▶ **Job**: Count every line in the entries that follow where the word "Waste" appears, then state only the total.

▶ **Data provided**:
▬▬▬
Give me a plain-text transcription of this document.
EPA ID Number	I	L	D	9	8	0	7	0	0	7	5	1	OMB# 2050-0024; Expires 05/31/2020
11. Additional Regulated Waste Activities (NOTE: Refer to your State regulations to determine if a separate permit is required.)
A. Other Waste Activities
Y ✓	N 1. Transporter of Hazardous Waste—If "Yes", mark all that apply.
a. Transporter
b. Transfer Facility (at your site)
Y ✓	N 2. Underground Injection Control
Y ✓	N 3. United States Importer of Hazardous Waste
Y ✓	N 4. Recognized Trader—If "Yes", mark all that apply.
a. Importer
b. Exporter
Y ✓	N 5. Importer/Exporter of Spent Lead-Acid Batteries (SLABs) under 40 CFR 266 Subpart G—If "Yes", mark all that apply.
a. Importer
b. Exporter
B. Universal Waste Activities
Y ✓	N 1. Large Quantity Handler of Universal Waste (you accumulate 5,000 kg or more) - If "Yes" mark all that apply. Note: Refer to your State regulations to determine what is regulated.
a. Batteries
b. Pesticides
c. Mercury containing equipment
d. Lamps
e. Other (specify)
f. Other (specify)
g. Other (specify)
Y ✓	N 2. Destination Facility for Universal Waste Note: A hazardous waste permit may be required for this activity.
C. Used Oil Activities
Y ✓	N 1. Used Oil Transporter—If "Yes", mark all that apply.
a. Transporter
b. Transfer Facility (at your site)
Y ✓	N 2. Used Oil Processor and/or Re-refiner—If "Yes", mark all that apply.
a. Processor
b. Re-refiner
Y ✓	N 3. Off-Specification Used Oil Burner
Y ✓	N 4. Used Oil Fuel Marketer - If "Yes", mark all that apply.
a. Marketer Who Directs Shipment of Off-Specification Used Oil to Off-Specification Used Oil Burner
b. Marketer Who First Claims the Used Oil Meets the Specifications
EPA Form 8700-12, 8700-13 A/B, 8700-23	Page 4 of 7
▬▬▬
▶ **Result of this task**: 7